Which lines have the string "color"? Copy all of them from the entries below.

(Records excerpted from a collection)
-- start --
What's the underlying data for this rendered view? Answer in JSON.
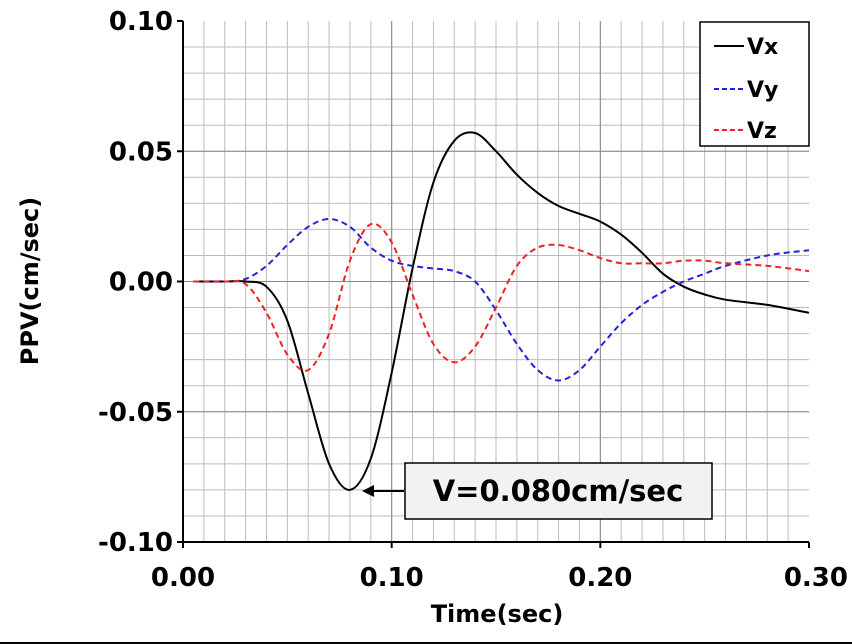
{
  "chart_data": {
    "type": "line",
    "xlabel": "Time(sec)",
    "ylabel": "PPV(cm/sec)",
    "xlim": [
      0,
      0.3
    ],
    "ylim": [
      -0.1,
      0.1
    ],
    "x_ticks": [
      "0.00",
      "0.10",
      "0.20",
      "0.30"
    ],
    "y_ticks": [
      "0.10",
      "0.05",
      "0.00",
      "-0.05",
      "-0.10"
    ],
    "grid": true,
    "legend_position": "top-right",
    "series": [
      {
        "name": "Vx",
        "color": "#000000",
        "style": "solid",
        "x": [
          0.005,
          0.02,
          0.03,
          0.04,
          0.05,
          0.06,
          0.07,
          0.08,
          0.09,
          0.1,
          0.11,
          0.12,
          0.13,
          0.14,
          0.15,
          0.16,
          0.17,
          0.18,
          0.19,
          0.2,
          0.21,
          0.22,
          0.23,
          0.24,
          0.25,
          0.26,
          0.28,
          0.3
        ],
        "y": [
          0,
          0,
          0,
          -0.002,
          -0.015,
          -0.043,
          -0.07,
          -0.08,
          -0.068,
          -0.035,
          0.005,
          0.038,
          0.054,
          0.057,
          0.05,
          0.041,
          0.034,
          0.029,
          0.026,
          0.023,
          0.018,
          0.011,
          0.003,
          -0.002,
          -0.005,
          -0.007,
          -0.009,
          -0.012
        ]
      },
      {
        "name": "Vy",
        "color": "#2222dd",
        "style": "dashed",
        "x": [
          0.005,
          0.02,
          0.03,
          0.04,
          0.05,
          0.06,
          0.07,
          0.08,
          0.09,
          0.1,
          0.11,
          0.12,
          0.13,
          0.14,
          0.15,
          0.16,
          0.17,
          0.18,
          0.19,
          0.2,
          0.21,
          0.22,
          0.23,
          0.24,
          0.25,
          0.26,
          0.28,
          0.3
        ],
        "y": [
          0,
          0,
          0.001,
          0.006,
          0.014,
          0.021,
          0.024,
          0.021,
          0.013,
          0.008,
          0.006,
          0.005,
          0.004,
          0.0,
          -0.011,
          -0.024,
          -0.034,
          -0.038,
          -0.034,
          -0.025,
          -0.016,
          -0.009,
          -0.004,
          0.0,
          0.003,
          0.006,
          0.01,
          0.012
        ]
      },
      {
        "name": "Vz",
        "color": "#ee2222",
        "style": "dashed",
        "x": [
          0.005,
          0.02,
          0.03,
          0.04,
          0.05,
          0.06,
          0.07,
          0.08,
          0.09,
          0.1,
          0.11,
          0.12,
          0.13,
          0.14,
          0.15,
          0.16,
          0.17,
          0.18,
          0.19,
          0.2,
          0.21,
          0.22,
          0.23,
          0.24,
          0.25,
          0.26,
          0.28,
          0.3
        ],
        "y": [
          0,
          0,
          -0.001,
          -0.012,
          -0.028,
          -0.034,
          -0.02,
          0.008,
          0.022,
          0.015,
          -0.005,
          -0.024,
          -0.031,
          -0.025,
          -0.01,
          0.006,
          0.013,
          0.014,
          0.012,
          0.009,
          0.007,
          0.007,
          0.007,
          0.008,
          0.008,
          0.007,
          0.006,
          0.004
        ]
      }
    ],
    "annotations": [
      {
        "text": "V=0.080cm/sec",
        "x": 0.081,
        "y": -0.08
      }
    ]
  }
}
-- end --
#### The solution
        "color": "#000000",
        "color": "#2222dd",
        "color": "#ee2222",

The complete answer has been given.